%%

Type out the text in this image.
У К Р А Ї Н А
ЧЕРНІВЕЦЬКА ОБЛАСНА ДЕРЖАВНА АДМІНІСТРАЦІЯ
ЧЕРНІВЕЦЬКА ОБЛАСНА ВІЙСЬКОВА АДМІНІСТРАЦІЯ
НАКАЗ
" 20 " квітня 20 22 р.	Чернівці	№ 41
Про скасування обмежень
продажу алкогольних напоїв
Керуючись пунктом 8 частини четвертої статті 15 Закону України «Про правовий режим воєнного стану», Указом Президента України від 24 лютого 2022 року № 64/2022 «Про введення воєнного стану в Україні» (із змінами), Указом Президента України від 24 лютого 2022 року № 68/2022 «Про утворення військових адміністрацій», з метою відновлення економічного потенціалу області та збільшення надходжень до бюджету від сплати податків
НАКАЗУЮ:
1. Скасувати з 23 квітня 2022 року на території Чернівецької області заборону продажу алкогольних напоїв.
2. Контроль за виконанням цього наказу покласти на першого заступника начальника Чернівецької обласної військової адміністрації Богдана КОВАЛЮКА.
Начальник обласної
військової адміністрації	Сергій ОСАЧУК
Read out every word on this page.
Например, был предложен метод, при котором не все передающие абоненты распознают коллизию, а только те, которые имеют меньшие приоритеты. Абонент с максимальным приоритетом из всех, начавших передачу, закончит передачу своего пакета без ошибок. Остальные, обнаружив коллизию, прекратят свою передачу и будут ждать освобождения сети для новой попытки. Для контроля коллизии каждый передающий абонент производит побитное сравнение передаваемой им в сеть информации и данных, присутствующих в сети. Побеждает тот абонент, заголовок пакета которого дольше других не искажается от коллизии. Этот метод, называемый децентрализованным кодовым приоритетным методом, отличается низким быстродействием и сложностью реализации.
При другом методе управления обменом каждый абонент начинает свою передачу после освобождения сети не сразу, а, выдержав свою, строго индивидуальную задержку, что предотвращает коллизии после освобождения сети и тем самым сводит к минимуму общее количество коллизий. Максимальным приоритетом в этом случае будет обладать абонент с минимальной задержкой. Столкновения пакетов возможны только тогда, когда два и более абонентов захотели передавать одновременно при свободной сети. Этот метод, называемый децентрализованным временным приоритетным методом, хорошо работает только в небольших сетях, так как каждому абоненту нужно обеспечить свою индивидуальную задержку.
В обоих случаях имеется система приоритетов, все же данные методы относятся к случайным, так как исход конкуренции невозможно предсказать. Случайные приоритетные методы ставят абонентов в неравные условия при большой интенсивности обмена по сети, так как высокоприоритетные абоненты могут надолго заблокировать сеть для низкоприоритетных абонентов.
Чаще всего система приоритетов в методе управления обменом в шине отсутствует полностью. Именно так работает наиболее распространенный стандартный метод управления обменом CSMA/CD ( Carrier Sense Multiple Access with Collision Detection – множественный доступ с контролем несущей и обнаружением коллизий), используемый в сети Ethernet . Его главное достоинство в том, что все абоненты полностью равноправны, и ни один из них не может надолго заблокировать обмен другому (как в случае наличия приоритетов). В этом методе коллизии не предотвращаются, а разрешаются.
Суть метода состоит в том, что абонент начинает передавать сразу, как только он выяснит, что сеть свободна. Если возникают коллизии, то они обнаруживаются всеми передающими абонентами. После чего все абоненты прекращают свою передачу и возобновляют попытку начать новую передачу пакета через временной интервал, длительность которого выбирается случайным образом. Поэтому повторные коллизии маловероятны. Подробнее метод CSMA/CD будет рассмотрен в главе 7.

%%

Gather all lines of the records that include the word "адміністрації".

Finished answer
2. Контроль за виконанням цього наказу покласти на першого заступника начальника Чернівецької обласної військової адміністрації Богдана КОВАЛЮКА.
військової адміністрації	Сергій ОСАЧУК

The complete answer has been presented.